GOAL
Reproduce the following records verbatim, beginning with the line containing "- survey-item: 8." and continuing through the line containing "- survey-item: 10.", both included.

======== DATA SHOWN

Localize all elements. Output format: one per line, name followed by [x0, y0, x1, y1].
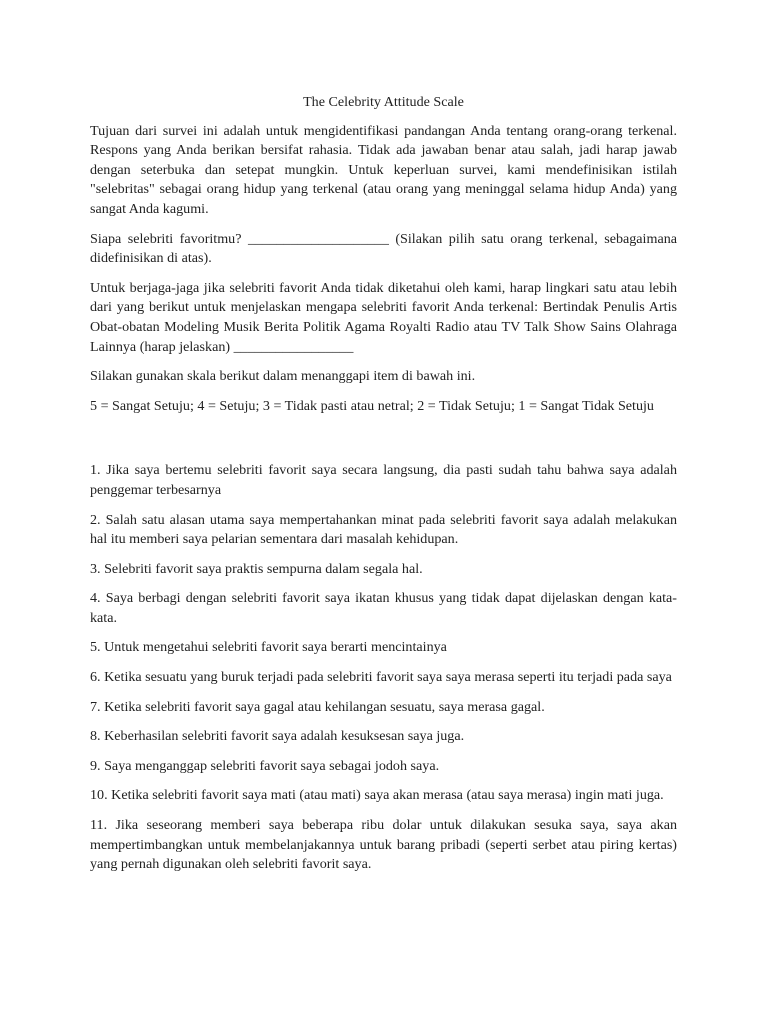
- survey-item: 8. Keberhasilan selebriti favorit saya adalah kesuksesan saya juga.: [90, 728, 465, 745]
- intro-paragraph: Tujuan dari survei ini adalah untuk mengidentifikasi pandangan Anda tentang orang-orang terkenal. Respons yang Anda berikan bersifat rahasia. Tidak ada jawaban benar atau salah, jadi harap jawab dengan seterbuka dan setepat mungkin. Untuk keperluan survei, kami mendefinisikan istilah "selebritas" sebagai orang hidup yang terkenal (atau orang yang meninggal selama hidup Anda) yang sangat Anda kagumi.: [90, 122, 677, 217]
- celebrity-category-paragraph: Untuk berjaga-jaga jika selebriti favorit Anda tidak diketahui oleh kami, harap lingkari satu atau lebih dari yang berikut untuk menjelaskan mengapa selebriti favorit Anda terkenal: Bertindak Penulis Artis Obat-obatan Modeling Musik Berita Politik Agama Royalti Radio atau TV Talk Show Sains Olahraga Lainnya (harap jelaskan) _________________: [90, 279, 677, 355]
- survey-item: 10. Ketika selebriti favorit saya mati (atau mati) saya akan merasa (atau saya merasa) ingin mati juga.: [90, 787, 664, 804]
- survey-item: 9. Saya menganggap selebriti favorit saya sebagai jodoh saya.: [90, 757, 440, 774]
- survey-items-list: [90, 461, 677, 875]
- survey-item: 6. Ketika sesuatu yang buruk terjadi pada selebriti favorit saya saya merasa seperti itu terjadi pada saya: [90, 669, 672, 686]
- document-page: [90, 93, 677, 885]
- survey-item: 3. Selebriti favorit saya praktis sempurna dalam segala hal.: [90, 560, 423, 577]
- survey-item: 7. Ketika selebriti favorit saya gagal atau kehilangan sesuatu, saya merasa gagal.: [90, 698, 545, 715]
- scale-legend: 5 = Sangat Setuju; 4 = Setuju; 3 = Tidak pasti atau netral; 2 = Tidak Setuju; 1 = Sangat Tidak Setuju: [90, 397, 654, 414]
- document-title: The Celebrity Attitude Scale: [303, 94, 464, 110]
- survey-item: 5. Untuk mengetahui selebriti favorit saya berarti mencintainya: [90, 639, 447, 656]
- survey-item: 2. Salah satu alasan utama saya mempertahankan minat pada selebriti favorit saya adalah melakukan hal itu memberi saya pelarian sementara dari masalah kehidupan.: [90, 511, 677, 548]
- survey-item: 1. Jika saya bertemu selebriti favorit saya secara langsung, dia pasti sudah tahu bahwa saya adalah penggemar terbesarnya: [90, 462, 677, 498]
- scale-instruction: Silakan gunakan skala berikut dalam menanggapi item di bawah ini.: [90, 368, 476, 385]
- survey-item: 11. Jika seseorang memberi saya beberapa ribu dolar untuk dilakukan sesuka saya, saya akan mempertimbangkan untuk membelanjakannya untuk barang pribadi (seperti serbet atau piring kertas) yang pernah digunakan oleh selebriti favorit saya.: [90, 817, 677, 873]
- favorite-celebrity-question: Siapa selebriti favoritmu? ____________________ (Silakan pilih satu orang terkenal, sebagaimana didefinisikan di atas).: [90, 230, 677, 267]
- survey-item: 4. Saya berbagi dengan selebriti favorit saya ikatan khusus yang tidak dapat dijelaskan dengan kata-kata.: [90, 590, 677, 626]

================

EXPECTED OUTPUT
- survey-item: 8. Keberhasilan selebriti favorit saya adalah kesuksesan saya juga.: [90, 728, 465, 745]
- intro-paragraph: Tujuan dari survei ini adalah untuk mengidentifikasi pandangan Anda tentang orang-orang terkenal. Respons yang Anda berikan bersifat rahasia. Tidak ada jawaban benar atau salah, jadi harap jawab dengan seterbuka dan setepat mungkin. Untuk keperluan survei, kami mendefinisikan istilah "selebritas" sebagai orang hidup yang terkenal (atau orang yang meninggal selama hidup Anda) yang sangat Anda kagumi.: [90, 122, 677, 217]
- celebrity-category-paragraph: Untuk berjaga-jaga jika selebriti favorit Anda tidak diketahui oleh kami, harap lingkari satu atau lebih dari yang berikut untuk menjelaskan mengapa selebriti favorit Anda terkenal: Bertindak Penulis Artis Obat-obatan Modeling Musik Berita Politik Agama Royalti Radio atau TV Talk Show Sains Olahraga Lainnya (harap jelaskan) _________________: [90, 279, 677, 355]
- survey-item: 10. Ketika selebriti favorit saya mati (atau mati) saya akan merasa (atau saya merasa) ingin mati juga.: [90, 787, 664, 804]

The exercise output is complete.